What you should do
Copy every line of the records below that holds the word "numbers".

The records
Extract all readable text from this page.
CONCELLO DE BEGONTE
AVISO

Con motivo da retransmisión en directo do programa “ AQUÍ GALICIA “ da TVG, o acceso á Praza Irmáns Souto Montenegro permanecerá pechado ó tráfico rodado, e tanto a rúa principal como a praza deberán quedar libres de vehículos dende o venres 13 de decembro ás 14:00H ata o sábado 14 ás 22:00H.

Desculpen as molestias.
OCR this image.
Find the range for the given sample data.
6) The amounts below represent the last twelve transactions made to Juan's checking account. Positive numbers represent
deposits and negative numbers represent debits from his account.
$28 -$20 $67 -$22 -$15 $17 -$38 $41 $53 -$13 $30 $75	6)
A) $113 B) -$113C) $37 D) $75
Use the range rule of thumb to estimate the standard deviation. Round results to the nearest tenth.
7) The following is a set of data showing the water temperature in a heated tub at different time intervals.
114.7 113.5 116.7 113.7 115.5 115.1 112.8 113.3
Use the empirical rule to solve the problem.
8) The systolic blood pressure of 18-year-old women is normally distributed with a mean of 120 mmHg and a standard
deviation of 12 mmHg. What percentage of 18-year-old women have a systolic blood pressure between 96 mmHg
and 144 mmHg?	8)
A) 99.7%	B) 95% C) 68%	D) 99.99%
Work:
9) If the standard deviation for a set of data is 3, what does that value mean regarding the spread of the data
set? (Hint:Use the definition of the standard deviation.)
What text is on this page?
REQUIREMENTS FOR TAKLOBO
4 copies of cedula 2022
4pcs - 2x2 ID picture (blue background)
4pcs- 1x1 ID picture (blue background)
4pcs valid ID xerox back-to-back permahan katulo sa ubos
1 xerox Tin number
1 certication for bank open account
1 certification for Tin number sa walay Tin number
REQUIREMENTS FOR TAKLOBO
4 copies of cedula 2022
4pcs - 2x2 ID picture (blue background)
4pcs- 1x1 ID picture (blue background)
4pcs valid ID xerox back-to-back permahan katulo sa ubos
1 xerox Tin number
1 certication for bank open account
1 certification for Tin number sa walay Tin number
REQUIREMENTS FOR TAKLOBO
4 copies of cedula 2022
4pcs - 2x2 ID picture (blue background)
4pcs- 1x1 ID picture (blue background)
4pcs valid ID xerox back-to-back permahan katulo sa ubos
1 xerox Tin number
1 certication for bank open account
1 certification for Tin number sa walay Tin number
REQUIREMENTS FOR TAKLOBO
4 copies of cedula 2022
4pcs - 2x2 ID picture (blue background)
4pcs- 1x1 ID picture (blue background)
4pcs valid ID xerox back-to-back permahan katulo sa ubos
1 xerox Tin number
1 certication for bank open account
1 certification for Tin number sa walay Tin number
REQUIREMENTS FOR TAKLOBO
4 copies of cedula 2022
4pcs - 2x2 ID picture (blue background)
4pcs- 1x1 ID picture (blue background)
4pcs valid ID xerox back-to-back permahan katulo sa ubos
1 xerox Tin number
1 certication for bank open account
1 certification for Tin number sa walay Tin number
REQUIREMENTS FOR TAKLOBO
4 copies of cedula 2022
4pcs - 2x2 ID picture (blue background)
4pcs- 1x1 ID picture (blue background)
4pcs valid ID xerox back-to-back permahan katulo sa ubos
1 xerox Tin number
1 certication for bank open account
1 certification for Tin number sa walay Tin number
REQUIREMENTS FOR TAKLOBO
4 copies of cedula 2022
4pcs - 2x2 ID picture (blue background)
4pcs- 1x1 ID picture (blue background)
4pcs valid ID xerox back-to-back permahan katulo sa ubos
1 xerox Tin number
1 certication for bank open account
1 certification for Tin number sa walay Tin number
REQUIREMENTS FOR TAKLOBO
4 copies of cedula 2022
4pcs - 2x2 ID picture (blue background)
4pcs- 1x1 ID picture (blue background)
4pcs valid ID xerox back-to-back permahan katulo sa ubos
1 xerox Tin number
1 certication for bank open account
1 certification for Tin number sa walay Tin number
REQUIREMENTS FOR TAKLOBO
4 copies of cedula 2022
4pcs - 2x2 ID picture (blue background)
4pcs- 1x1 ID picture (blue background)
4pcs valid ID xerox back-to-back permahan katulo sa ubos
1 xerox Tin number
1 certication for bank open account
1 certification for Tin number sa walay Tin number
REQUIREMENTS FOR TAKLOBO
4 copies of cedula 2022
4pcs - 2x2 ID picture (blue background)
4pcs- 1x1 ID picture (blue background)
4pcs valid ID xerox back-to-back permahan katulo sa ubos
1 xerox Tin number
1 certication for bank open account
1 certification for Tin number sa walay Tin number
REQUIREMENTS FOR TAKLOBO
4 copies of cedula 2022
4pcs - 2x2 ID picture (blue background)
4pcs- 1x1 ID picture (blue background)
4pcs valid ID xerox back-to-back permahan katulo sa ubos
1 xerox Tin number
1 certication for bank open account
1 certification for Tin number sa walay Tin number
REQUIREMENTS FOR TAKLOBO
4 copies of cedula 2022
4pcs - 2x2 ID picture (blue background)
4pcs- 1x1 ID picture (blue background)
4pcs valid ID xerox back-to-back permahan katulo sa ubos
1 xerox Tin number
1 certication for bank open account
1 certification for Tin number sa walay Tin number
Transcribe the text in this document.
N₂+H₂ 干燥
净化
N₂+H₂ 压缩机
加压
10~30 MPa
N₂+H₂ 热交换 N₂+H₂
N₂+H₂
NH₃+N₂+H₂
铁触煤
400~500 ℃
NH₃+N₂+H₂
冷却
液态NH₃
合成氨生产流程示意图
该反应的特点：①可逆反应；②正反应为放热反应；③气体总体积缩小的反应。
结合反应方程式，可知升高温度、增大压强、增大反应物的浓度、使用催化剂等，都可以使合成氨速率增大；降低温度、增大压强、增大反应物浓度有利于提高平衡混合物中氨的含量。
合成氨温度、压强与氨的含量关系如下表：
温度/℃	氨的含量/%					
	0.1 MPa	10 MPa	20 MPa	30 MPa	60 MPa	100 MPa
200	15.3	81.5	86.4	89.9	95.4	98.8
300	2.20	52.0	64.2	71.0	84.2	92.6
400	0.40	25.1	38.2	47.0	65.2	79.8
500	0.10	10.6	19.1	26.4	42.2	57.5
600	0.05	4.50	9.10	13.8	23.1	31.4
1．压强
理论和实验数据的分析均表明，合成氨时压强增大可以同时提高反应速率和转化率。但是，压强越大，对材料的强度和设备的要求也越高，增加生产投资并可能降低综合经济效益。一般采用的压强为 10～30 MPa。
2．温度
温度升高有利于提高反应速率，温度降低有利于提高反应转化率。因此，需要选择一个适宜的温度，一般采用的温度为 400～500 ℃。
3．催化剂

Exercise output
6) The amounts below represent the last twelve transactions made to Juan's checking account. Positive numbers represent
deposits and negative numbers represent debits from his account.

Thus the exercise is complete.